• [SUPPLIED ENTRIES]
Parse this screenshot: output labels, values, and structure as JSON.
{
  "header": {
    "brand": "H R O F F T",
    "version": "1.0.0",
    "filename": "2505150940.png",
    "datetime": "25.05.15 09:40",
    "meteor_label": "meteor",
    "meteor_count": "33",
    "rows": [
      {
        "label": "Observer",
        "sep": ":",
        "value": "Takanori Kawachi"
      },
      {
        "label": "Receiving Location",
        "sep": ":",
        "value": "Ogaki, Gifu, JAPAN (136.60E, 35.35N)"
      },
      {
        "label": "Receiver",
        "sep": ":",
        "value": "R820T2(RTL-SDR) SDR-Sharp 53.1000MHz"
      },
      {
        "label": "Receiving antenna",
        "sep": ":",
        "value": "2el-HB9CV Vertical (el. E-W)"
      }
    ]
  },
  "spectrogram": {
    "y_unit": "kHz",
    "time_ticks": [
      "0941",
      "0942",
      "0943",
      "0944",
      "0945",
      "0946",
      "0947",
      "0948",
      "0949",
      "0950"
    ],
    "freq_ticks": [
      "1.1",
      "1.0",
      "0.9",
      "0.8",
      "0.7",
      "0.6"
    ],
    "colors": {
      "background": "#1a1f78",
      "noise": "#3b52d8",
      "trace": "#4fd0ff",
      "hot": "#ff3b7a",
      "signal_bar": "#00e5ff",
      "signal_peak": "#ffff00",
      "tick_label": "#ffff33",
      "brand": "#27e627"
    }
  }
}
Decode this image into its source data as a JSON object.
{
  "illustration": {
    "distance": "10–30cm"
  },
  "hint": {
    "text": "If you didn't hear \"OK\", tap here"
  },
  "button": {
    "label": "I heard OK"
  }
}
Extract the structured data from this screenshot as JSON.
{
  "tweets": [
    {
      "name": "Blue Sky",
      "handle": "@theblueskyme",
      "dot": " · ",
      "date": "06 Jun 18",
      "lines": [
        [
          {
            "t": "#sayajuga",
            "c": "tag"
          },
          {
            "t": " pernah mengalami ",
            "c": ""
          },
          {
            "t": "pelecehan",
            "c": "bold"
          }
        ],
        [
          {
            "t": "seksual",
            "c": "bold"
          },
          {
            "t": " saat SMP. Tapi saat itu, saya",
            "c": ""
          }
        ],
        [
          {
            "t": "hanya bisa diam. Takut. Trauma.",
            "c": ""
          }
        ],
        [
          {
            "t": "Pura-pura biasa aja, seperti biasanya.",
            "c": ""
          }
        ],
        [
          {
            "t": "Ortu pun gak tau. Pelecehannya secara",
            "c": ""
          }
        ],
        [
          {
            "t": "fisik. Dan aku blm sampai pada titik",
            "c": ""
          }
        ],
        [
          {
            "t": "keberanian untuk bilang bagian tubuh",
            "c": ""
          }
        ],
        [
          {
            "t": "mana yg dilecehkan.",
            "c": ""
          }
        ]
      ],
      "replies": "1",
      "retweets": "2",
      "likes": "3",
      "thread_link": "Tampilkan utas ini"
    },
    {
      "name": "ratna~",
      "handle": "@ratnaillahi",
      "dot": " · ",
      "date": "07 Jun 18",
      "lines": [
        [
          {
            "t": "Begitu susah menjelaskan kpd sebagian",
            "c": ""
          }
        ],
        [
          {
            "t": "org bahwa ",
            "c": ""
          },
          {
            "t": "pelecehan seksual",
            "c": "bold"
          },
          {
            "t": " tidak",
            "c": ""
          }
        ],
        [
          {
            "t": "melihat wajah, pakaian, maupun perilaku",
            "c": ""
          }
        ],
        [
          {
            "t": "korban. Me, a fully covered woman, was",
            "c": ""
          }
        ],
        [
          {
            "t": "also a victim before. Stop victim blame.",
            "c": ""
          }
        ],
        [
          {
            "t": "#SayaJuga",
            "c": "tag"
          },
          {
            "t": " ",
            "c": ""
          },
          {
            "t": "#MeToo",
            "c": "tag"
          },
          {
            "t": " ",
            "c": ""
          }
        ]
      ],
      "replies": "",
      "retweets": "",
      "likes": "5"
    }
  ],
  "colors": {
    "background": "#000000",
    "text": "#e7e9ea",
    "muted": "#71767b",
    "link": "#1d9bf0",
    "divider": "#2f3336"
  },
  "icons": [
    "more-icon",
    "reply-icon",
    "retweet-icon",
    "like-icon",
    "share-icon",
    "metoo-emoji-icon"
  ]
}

• [WORK REQUIRED] Above are some records; extract every one of them exactly.

• [CORRECT RESPONSE]
Parse this screenshot: output labels, values, and structure as JSON.
{
  "header": {
    "brand": "H R O F F T",
    "version": "1.0.0",
    "filename": "2505150940.png",
    "datetime": "25.05.15 09:40",
    "meteor_label": "meteor",
    "meteor_count": "33",
    "rows": [
      {
        "label": "Observer",
        "sep": ":",
        "value": "Takanori Kawachi"
      },
      {
        "label": "Receiving Location",
        "sep": ":",
        "value": "Ogaki, Gifu, JAPAN (136.60E, 35.35N)"
      },
      {
        "label": "Receiver",
        "sep": ":",
        "value": "R820T2(RTL-SDR) SDR-Sharp 53.1000MHz"
      },
      {
        "label": "Receiving antenna",
        "sep": ":",
        "value": "2el-HB9CV Vertical (el. E-W)"
      }
    ]
  },
  "spectrogram": {
    "y_unit": "kHz",
    "time_ticks": [
      "0941",
      "0942",
      "0943",
      "0944",
      "0945",
      "0946",
      "0947",
      "0948",
      "0949",
      "0950"
    ],
    "freq_ticks": [
      "1.1",
      "1.0",
      "0.9",
      "0.8",
      "0.7",
      "0.6"
    ],
    "colors": {
      "background": "#1a1f78",
      "noise": "#3b52d8",
      "trace": "#4fd0ff",
      "hot": "#ff3b7a",
      "signal_bar": "#00e5ff",
      "signal_peak": "#ffff00",
      "tick_label": "#ffff33",
      "brand": "#27e627"
    }
  }
}
Decode this image into its source data as a JSON object.
{
  "illustration": {
    "distance": "10–30cm"
  },
  "hint": {
    "text": "If you didn't hear \"OK\", tap here"
  },
  "button": {
    "label": "I heard OK"
  }
}
Extract the structured data from this screenshot as JSON.
{
  "tweets": [
    {
      "name": "Blue Sky",
      "handle": "@theblueskyme",
      "dot": " · ",
      "date": "06 Jun 18",
      "lines": [
        [
          {
            "t": "#sayajuga",
            "c": "tag"
          },
          {
            "t": " pernah mengalami ",
            "c": ""
          },
          {
            "t": "pelecehan",
            "c": "bold"
          }
        ],
        [
          {
            "t": "seksual",
            "c": "bold"
          },
          {
            "t": " saat SMP. Tapi saat itu, saya",
            "c": ""
          }
        ],
        [
          {
            "t": "hanya bisa diam. Takut. Trauma.",
            "c": ""
          }
        ],
        [
          {
            "t": "Pura-pura biasa aja, seperti biasanya.",
            "c": ""
          }
        ],
        [
          {
            "t": "Ortu pun gak tau. Pelecehannya secara",
            "c": ""
          }
        ],
        [
          {
            "t": "fisik. Dan aku blm sampai pada titik",
            "c": ""
          }
        ],
        [
          {
            "t": "keberanian untuk bilang bagian tubuh",
            "c": ""
          }
        ],
        [
          {
            "t": "mana yg dilecehkan.",
            "c": ""
          }
        ]
      ],
      "replies": "1",
      "retweets": "2",
      "likes": "3",
      "thread_link": "Tampilkan utas ini"
    },
    {
      "name": "ratna~",
      "handle": "@ratnaillahi",
      "dot": " · ",
      "date": "07 Jun 18",
      "lines": [
        [
          {
            "t": "Begitu susah menjelaskan kpd sebagian",
            "c": ""
          }
        ],
        [
          {
            "t": "org bahwa ",
            "c": ""
          },
          {
            "t": "pelecehan seksual",
            "c": "bold"
          },
          {
            "t": " tidak",
            "c": ""
          }
        ],
        [
          {
            "t": "melihat wajah, pakaian, maupun perilaku",
            "c": ""
          }
        ],
        [
          {
            "t": "korban. Me, a fully covered woman, was",
            "c": ""
          }
        ],
        [
          {
            "t": "also a victim before. Stop victim blame.",
            "c": ""
          }
        ],
        [
          {
            "t": "#SayaJuga",
            "c": "tag"
          },
          {
            "t": " ",
            "c": ""
          },
          {
            "t": "#MeToo",
            "c": "tag"
          },
          {
            "t": " ",
            "c": ""
          }
        ]
      ],
      "replies": "",
      "retweets": "",
      "likes": "5"
    }
  ],
  "colors": {
    "background": "#000000",
    "text": "#e7e9ea",
    "muted": "#71767b",
    "link": "#1d9bf0",
    "divider": "#2f3336"
  },
  "icons": [
    "more-icon",
    "reply-icon",
    "retweet-icon",
    "like-icon",
    "share-icon",
    "metoo-emoji-icon"
  ]
}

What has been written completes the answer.